▸ Problem description
Extract the text of every entry below exactly; leave images out.

-----

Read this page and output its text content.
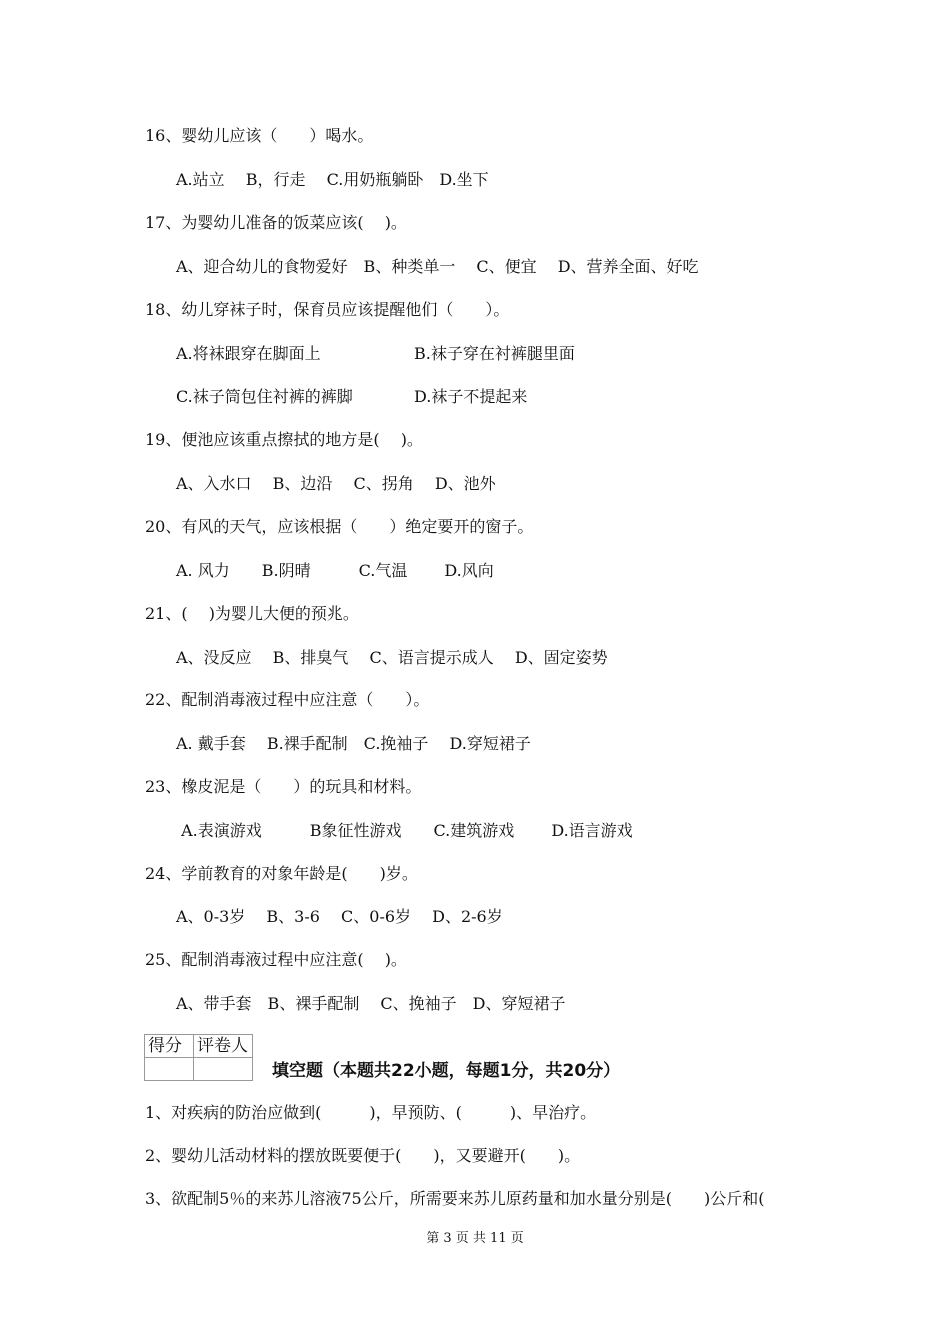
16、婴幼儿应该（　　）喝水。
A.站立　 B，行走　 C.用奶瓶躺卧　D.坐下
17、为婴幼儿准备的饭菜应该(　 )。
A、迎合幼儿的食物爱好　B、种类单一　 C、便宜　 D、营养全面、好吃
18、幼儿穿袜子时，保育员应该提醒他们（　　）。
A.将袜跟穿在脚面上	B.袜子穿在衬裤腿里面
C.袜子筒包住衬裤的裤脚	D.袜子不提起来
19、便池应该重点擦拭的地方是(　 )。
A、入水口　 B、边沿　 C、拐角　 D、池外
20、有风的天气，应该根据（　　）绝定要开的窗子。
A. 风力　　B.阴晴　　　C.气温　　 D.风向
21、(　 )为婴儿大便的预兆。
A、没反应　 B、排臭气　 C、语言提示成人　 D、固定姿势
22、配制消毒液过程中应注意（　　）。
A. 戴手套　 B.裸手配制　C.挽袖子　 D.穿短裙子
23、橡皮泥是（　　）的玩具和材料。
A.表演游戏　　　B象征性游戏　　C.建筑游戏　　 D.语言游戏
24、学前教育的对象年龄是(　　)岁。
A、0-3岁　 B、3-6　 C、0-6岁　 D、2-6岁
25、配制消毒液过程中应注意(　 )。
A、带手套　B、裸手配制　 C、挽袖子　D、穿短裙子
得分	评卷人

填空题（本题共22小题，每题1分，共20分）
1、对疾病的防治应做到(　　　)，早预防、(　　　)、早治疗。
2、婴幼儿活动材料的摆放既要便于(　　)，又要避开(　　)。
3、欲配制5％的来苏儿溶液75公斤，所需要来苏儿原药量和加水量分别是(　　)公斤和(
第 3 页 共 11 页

-----

▸ Exercise result
Read this page and output its text content.
16、婴幼儿应该（　　）喝水。
A.站立　 B，行走　 C.用奶瓶躺卧　D.坐下
17、为婴幼儿准备的饭菜应该(　 )。
A、迎合幼儿的食物爱好　B、种类单一　 C、便宜　 D、营养全面、好吃
18、幼儿穿袜子时，保育员应该提醒他们（　　）。
A.将袜跟穿在脚面上	B.袜子穿在衬裤腿里面
C.袜子筒包住衬裤的裤脚	D.袜子不提起来
19、便池应该重点擦拭的地方是(　 )。
A、入水口　 B、边沿　 C、拐角　 D、池外
20、有风的天气，应该根据（　　）绝定要开的窗子。
A. 风力　　B.阴晴　　　C.气温　　 D.风向
21、(　 )为婴儿大便的预兆。
A、没反应　 B、排臭气　 C、语言提示成人　 D、固定姿势
22、配制消毒液过程中应注意（　　）。
A. 戴手套　 B.裸手配制　C.挽袖子　 D.穿短裙子
23、橡皮泥是（　　）的玩具和材料。
A.表演游戏　　　B象征性游戏　　C.建筑游戏　　 D.语言游戏
24、学前教育的对象年龄是(　　)岁。
A、0-3岁　 B、3-6　 C、0-6岁　 D、2-6岁
25、配制消毒液过程中应注意(　 )。
A、带手套　B、裸手配制　 C、挽袖子　D、穿短裙子
得分	评卷人

填空题（本题共22小题，每题1分，共20分）
1、对疾病的防治应做到(　　　)，早预防、(　　　)、早治疗。
2、婴幼儿活动材料的摆放既要便于(　　)，又要避开(　　)。
3、欲配制5％的来苏儿溶液75公斤，所需要来苏儿原药量和加水量分别是(　　)公斤和(
第 3 页 共 11 页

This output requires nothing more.